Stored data
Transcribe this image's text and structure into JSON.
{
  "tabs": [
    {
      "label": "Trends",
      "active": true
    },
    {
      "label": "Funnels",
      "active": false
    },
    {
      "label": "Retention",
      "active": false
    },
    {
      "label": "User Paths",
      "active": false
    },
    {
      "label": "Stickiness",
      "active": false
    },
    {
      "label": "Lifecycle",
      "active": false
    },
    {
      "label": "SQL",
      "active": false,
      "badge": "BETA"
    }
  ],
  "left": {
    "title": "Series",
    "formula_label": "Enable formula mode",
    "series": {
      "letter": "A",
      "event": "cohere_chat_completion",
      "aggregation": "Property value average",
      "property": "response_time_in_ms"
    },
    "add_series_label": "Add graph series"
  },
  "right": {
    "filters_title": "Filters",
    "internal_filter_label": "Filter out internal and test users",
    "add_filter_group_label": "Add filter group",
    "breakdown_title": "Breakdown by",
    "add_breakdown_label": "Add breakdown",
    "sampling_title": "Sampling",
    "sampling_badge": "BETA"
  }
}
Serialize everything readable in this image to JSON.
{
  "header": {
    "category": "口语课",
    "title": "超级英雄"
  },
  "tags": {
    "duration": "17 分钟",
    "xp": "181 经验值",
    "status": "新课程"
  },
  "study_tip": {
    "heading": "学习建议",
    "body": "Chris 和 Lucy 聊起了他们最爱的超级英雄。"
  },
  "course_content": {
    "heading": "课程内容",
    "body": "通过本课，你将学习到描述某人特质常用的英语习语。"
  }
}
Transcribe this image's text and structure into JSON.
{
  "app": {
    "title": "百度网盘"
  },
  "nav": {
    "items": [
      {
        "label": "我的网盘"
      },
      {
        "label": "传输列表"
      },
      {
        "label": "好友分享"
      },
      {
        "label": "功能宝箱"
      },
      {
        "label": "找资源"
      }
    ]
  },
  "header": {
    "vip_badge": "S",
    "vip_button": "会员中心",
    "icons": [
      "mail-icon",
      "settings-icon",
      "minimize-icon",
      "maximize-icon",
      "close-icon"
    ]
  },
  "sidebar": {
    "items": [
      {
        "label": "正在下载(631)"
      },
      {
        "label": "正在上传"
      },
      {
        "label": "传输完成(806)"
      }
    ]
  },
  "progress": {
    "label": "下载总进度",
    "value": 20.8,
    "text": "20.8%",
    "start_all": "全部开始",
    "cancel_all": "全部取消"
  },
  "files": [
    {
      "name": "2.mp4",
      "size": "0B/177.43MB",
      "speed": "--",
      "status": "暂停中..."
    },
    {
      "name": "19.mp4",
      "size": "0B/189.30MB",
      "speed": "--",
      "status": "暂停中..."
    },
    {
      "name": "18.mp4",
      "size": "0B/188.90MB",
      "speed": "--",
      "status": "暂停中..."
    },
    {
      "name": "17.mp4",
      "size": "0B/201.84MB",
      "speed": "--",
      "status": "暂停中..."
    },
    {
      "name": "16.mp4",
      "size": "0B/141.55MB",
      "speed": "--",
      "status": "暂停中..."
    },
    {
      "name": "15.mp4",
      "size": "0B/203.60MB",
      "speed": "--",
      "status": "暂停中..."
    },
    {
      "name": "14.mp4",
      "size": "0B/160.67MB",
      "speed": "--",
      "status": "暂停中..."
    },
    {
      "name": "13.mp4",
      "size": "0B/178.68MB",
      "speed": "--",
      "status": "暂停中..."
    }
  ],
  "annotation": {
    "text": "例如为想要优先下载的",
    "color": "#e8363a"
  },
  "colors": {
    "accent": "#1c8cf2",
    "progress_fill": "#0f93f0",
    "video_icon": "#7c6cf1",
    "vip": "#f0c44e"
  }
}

TASK INSTRUCTIONS: How many lines in the records above contain the word "text"? Reply with the number alone.

SOLUTION: 4